— Set exercise —
Examine the material below. Gather every line in which the string "this" appears.

— Working data —
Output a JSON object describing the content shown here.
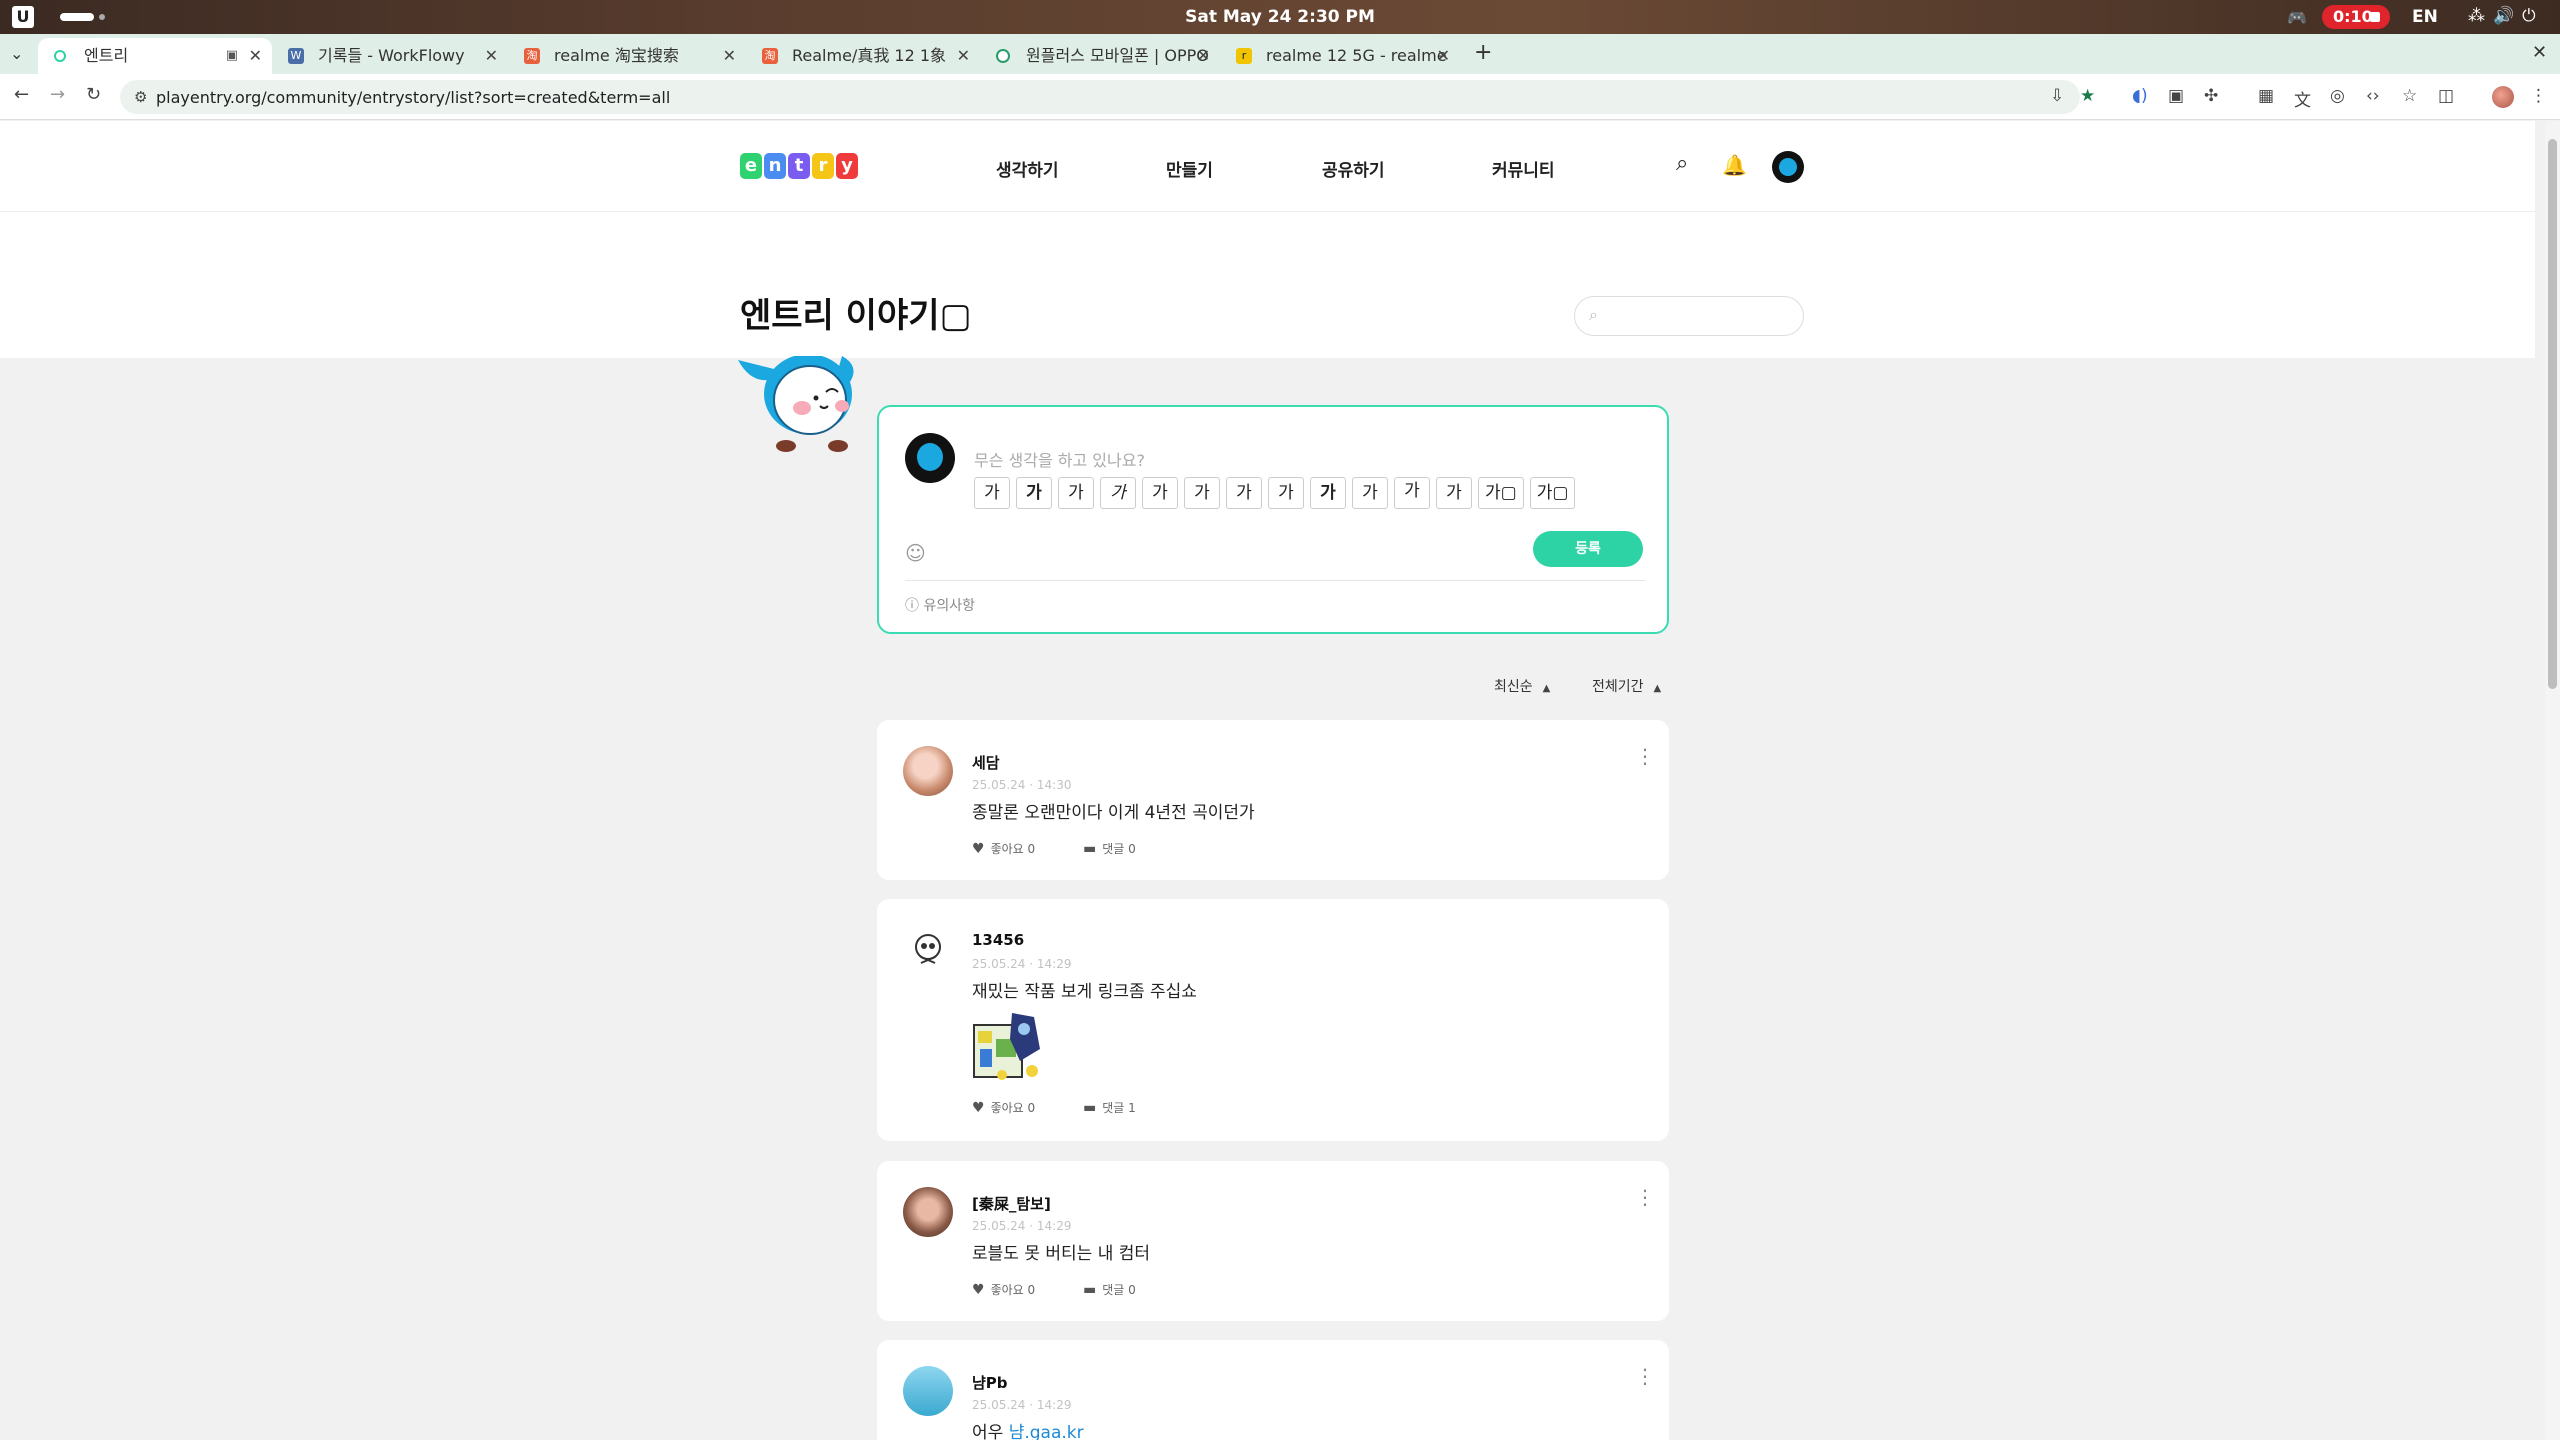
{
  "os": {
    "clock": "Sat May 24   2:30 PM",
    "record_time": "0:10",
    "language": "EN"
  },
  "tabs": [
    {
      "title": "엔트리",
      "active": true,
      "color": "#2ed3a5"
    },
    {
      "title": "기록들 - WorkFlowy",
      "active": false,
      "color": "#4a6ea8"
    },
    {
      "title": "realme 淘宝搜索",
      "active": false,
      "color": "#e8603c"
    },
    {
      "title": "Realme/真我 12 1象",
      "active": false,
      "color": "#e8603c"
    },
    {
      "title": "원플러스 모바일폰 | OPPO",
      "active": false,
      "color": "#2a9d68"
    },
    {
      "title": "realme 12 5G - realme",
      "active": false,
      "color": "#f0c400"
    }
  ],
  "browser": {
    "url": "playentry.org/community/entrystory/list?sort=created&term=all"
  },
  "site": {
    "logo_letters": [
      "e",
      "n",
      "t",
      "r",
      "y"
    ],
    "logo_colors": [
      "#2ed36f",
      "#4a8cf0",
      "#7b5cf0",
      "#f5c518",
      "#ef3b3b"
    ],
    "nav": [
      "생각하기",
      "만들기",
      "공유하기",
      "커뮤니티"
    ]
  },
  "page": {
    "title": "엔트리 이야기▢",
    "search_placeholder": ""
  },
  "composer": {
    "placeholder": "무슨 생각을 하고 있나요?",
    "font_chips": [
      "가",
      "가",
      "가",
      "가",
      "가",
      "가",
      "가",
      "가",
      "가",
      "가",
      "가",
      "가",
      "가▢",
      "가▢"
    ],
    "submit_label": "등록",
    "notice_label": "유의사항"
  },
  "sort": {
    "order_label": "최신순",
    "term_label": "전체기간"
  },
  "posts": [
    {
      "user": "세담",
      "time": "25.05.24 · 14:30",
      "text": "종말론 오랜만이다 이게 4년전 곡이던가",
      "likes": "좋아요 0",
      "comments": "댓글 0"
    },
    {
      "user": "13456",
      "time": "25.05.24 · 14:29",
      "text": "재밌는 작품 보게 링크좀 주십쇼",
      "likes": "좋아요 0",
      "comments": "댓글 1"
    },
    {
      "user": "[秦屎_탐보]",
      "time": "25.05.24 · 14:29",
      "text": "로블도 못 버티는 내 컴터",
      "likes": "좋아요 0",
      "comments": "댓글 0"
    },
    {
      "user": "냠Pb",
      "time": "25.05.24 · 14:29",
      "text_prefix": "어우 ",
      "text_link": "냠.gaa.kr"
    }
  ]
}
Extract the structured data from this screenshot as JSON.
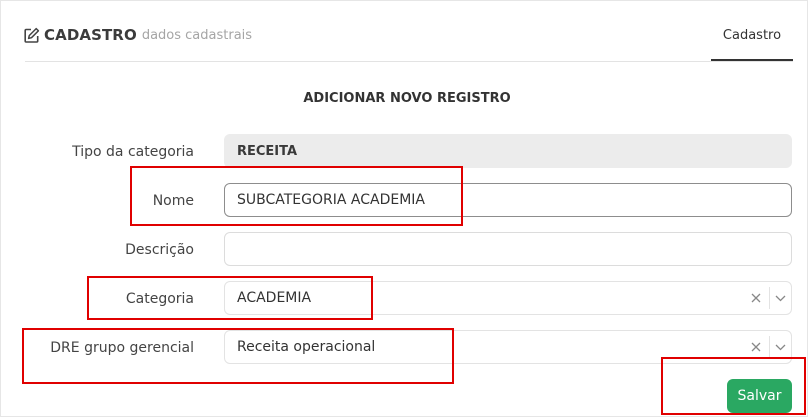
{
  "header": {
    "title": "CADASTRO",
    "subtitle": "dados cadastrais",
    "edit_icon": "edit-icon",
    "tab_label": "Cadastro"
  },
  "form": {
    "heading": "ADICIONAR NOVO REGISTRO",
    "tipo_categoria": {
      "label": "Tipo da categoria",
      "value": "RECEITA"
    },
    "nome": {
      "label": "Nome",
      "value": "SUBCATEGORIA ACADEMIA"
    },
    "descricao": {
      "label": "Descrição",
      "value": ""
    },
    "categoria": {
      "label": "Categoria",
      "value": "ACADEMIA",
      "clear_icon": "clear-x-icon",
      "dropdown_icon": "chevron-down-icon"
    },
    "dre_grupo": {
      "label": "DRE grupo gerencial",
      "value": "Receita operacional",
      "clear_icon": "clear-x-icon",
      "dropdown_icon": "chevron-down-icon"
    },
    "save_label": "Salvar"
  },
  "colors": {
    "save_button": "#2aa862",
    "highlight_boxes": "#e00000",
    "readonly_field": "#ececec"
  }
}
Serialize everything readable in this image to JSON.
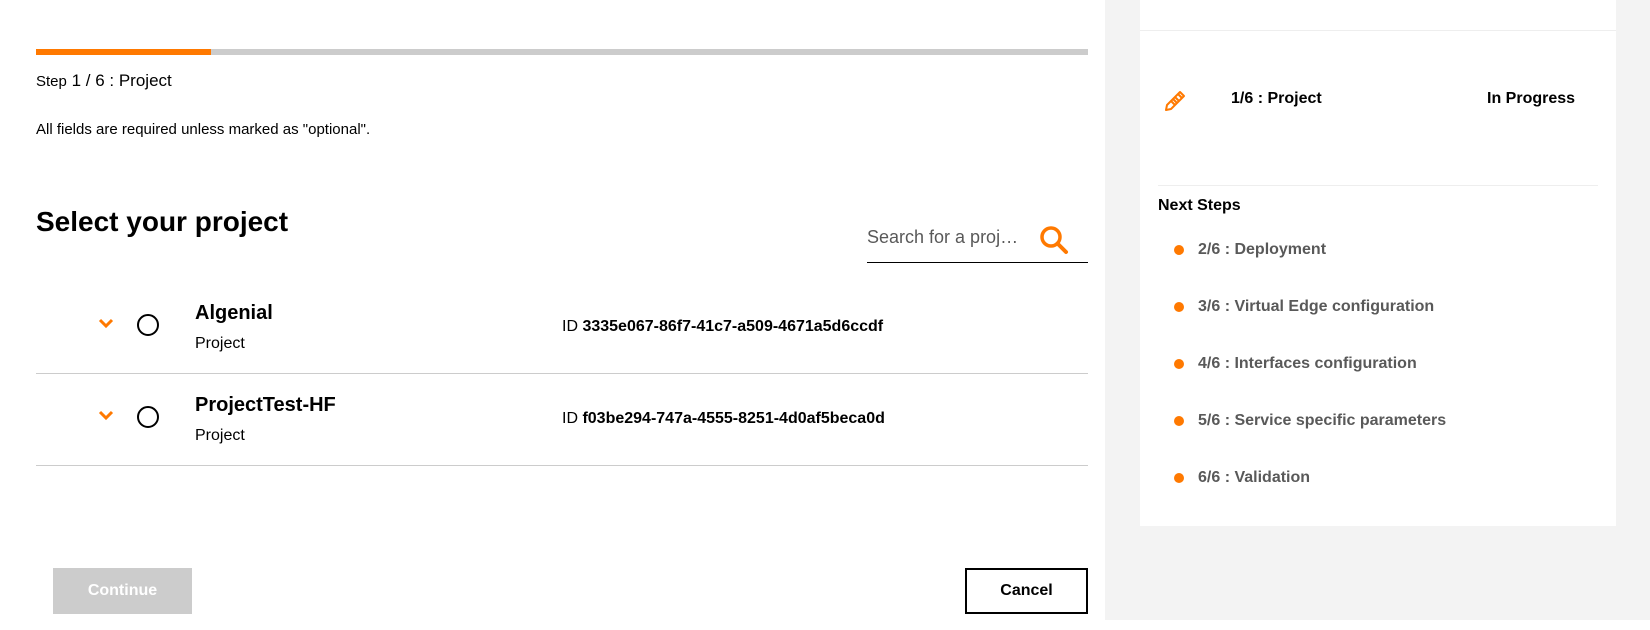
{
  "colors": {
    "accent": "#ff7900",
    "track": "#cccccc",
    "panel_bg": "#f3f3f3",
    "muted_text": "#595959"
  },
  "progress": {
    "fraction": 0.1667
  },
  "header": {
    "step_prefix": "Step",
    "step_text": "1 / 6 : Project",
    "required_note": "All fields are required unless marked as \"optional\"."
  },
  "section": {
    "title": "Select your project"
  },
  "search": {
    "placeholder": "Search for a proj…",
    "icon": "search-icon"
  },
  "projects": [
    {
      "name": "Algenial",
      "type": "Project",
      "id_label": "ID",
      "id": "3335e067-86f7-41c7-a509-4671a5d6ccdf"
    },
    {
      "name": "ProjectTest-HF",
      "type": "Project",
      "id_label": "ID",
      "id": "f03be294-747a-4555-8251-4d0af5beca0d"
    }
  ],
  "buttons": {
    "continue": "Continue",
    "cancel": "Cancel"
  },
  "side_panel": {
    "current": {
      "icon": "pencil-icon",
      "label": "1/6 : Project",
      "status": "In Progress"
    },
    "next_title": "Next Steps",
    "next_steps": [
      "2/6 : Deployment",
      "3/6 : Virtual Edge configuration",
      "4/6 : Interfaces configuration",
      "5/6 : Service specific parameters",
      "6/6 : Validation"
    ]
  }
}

— Exercise response —
Extract the structured data from this screenshot as JSON.
Serialize everything readable in this image to JSON.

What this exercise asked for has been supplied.